● GIVEN RECORDS:
>>>>>
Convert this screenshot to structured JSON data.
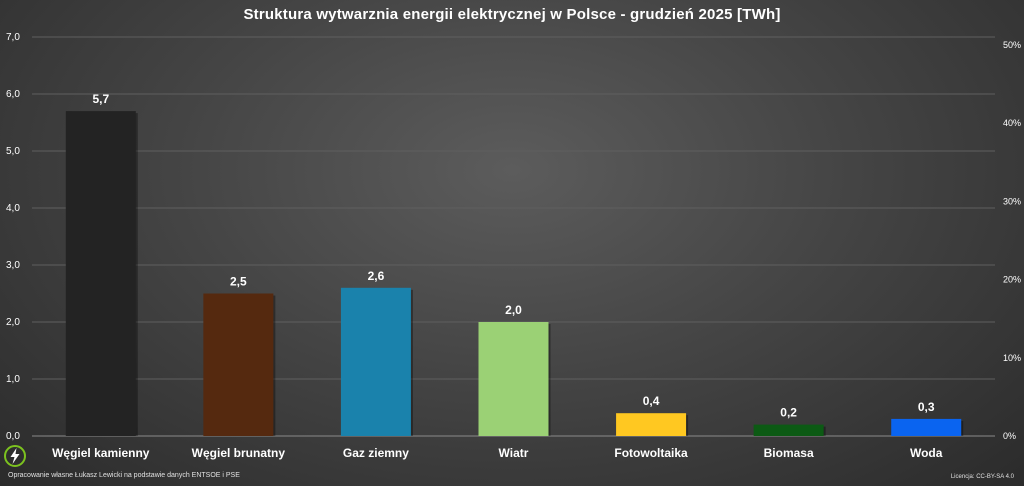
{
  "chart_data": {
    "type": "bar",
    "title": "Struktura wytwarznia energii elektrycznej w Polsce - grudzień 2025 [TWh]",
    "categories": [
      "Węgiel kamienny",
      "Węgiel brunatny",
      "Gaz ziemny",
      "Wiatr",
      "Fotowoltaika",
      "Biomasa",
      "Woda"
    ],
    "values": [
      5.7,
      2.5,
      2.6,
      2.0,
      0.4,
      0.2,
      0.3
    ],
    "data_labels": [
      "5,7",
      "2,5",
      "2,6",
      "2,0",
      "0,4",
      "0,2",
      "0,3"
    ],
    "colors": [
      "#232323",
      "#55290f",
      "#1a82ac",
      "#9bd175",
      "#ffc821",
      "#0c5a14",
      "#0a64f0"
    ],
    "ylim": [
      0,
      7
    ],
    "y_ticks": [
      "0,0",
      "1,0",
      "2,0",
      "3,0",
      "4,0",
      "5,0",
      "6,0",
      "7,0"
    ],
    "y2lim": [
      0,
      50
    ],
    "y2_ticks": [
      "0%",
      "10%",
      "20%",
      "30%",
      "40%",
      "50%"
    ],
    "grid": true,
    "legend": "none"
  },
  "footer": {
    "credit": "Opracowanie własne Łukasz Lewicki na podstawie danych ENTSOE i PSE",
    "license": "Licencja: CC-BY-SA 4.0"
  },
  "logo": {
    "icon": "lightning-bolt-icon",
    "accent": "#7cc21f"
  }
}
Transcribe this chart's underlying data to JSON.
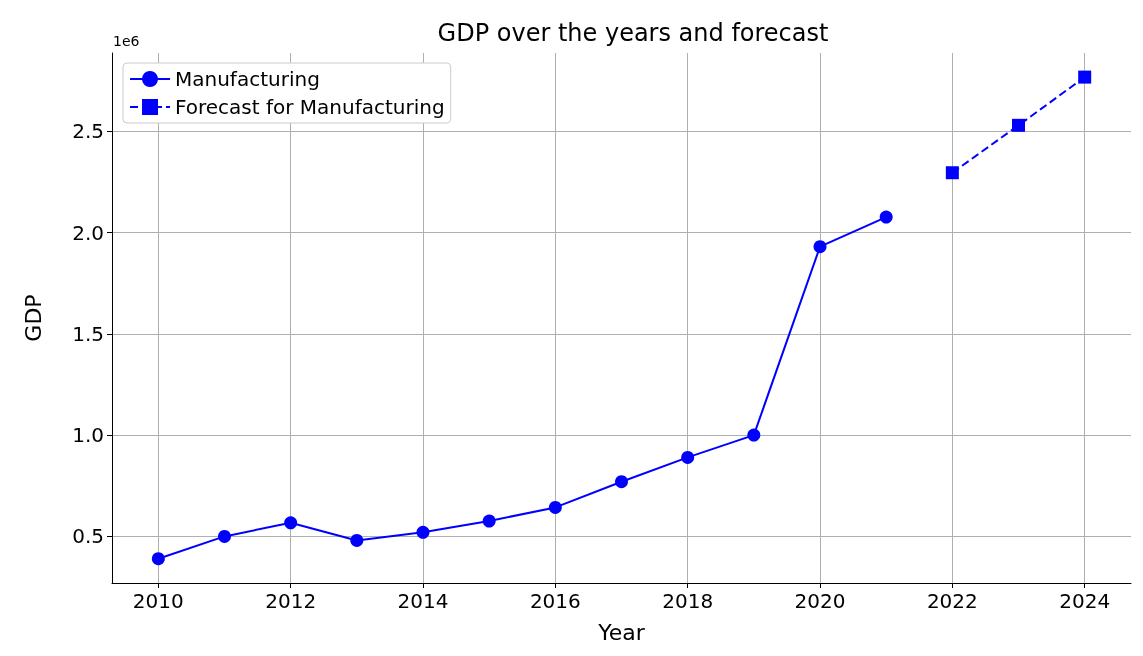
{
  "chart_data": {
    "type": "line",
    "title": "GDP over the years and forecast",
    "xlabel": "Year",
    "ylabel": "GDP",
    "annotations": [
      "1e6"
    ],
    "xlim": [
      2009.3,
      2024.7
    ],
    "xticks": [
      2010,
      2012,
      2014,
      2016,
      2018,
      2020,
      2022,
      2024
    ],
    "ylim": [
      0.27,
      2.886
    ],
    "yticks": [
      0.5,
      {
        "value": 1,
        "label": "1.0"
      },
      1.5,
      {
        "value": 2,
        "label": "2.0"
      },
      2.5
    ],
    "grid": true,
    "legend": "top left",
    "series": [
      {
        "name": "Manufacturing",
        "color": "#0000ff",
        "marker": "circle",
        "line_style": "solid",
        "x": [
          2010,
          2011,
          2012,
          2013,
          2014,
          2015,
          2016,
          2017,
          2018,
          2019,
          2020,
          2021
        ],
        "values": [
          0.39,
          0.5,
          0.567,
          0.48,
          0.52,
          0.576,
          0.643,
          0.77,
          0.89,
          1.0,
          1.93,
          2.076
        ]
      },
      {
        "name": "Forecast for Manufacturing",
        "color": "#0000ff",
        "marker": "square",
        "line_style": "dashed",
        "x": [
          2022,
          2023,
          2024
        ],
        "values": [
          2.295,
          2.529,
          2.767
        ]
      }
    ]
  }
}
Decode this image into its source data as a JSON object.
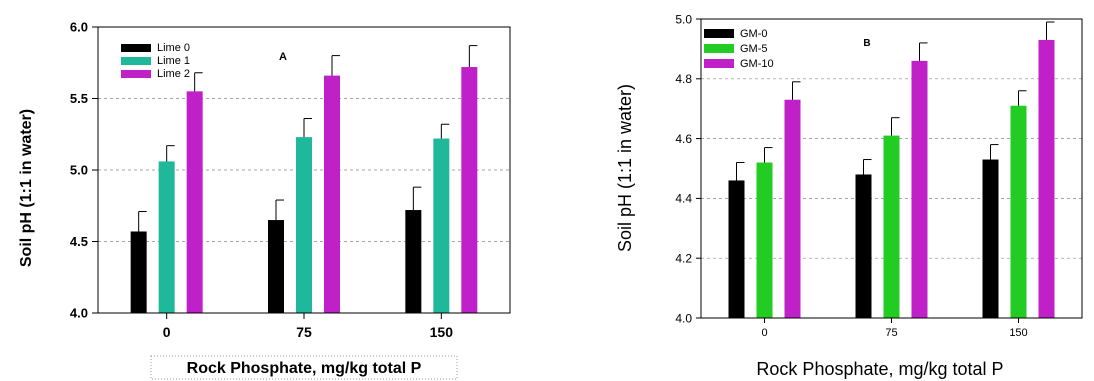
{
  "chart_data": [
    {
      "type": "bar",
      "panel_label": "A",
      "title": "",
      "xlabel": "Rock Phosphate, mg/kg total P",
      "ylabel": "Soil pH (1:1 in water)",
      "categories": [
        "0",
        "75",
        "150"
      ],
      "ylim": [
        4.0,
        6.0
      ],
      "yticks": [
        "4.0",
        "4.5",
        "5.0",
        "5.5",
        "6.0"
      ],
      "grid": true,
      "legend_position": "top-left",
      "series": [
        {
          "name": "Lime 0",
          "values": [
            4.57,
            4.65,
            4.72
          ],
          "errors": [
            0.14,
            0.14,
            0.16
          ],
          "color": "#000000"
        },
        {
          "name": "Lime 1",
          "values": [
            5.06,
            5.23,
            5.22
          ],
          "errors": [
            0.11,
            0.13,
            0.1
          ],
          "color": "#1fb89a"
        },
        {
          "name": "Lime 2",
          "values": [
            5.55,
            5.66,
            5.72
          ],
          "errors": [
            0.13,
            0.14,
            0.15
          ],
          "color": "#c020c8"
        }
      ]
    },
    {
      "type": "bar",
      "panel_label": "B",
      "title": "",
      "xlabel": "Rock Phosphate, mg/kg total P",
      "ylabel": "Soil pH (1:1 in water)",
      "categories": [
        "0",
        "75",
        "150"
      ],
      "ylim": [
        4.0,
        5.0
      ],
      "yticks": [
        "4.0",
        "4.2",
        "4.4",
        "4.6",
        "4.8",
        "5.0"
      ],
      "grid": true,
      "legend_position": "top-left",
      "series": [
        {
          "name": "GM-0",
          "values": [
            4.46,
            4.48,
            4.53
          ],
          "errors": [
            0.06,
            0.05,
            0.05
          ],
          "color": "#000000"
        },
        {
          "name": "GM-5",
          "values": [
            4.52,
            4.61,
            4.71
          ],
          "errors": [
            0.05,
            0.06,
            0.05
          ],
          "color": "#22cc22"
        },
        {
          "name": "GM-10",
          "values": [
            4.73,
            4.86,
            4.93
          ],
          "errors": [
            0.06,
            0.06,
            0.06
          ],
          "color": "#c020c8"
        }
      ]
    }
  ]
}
<<<<<
>>>>>
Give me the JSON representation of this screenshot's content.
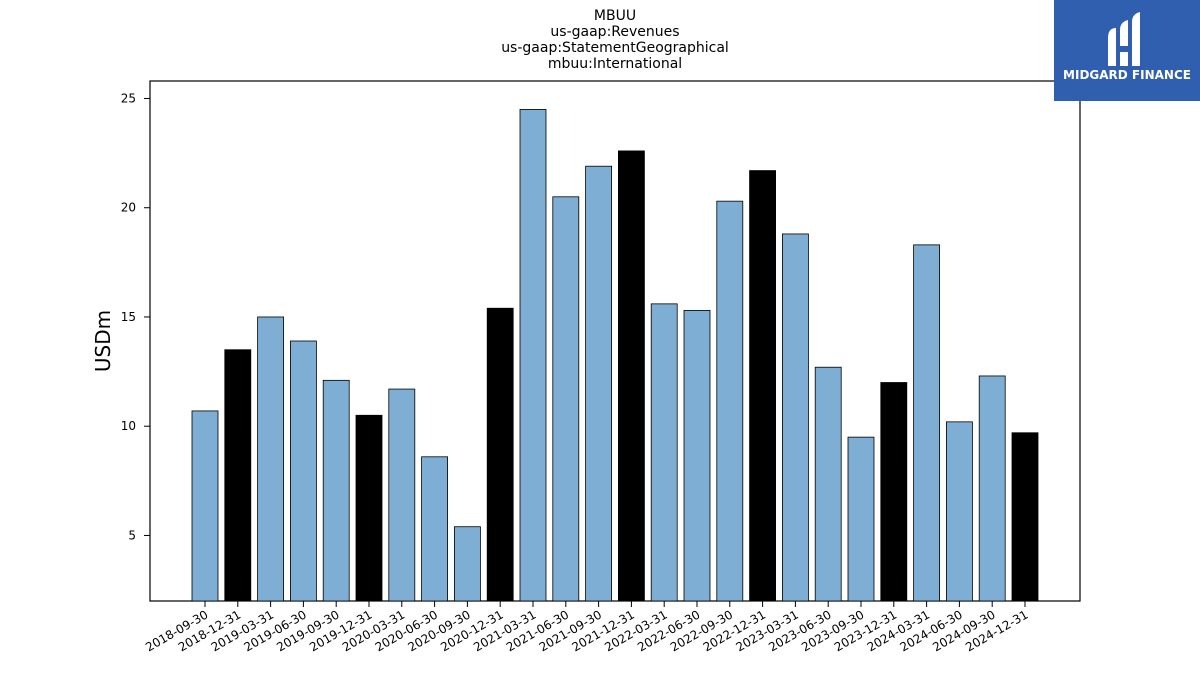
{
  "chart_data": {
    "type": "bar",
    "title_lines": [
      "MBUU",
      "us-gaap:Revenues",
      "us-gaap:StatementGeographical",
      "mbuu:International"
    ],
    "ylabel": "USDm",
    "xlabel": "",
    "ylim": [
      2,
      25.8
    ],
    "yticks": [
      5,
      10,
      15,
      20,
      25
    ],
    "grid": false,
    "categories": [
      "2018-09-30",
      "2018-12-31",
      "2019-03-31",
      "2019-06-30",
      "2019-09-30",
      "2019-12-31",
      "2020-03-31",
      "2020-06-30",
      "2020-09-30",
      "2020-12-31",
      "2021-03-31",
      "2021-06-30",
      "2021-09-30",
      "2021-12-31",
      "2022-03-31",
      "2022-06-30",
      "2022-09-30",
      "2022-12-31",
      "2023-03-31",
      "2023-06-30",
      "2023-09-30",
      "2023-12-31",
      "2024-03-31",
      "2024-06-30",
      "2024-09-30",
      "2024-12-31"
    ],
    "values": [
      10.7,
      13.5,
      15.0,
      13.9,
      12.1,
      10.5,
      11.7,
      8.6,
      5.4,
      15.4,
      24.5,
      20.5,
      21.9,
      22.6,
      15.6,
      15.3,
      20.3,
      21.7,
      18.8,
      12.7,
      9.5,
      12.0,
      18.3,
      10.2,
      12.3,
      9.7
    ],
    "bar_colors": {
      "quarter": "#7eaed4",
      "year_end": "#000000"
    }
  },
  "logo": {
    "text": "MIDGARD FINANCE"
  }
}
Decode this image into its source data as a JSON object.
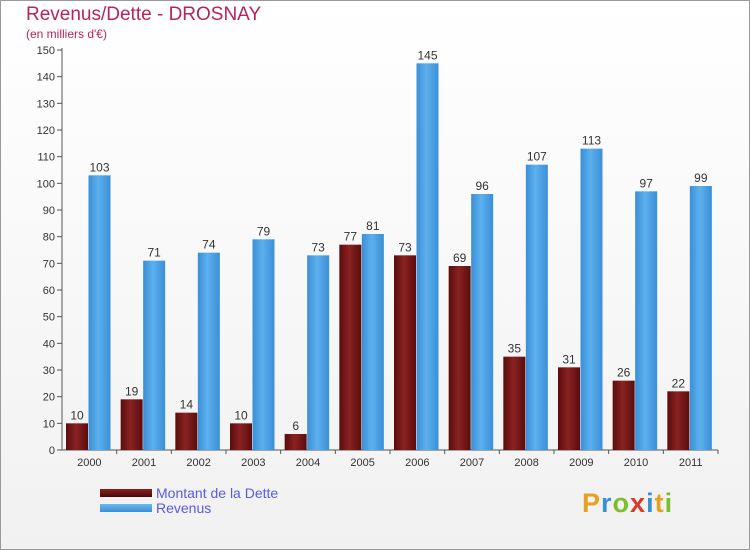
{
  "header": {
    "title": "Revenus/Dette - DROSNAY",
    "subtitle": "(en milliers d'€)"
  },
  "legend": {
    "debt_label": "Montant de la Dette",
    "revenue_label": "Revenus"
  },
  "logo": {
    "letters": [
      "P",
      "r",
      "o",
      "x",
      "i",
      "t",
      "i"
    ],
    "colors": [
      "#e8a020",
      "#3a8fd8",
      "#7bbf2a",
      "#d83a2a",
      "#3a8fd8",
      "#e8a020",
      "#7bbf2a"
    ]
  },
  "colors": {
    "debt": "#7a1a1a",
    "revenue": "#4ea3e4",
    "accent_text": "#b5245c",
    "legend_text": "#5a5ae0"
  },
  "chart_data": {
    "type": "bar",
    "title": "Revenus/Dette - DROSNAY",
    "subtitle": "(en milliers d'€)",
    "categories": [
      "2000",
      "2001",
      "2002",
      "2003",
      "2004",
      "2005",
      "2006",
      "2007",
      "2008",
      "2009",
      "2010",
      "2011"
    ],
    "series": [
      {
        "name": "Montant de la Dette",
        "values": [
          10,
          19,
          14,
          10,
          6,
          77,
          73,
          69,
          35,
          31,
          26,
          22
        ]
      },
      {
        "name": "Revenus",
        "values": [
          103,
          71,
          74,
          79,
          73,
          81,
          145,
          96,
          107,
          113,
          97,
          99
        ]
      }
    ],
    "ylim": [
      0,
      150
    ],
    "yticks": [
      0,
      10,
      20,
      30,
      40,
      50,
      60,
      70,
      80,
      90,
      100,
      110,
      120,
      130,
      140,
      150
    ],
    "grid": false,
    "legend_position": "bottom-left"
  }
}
<<<<<
>>>>>
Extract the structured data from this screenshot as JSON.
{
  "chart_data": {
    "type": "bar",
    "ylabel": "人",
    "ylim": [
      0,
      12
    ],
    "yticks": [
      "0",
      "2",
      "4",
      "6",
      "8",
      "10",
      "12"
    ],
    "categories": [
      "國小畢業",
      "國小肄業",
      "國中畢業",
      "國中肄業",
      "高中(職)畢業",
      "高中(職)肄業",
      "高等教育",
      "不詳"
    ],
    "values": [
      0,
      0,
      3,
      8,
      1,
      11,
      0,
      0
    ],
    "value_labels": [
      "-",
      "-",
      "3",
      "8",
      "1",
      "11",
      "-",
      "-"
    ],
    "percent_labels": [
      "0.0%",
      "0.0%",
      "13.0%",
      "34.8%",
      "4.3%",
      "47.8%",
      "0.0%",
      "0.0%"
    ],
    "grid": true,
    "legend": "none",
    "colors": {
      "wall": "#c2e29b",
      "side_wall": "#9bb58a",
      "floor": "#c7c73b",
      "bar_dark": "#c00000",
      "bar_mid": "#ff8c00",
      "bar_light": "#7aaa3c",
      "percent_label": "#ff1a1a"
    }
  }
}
<<<<<
● GIVEN PROBLEM: For the data above, state how many lines contain "Revenus"; the number is the whole answer.

● RESPONSE BELOW: 4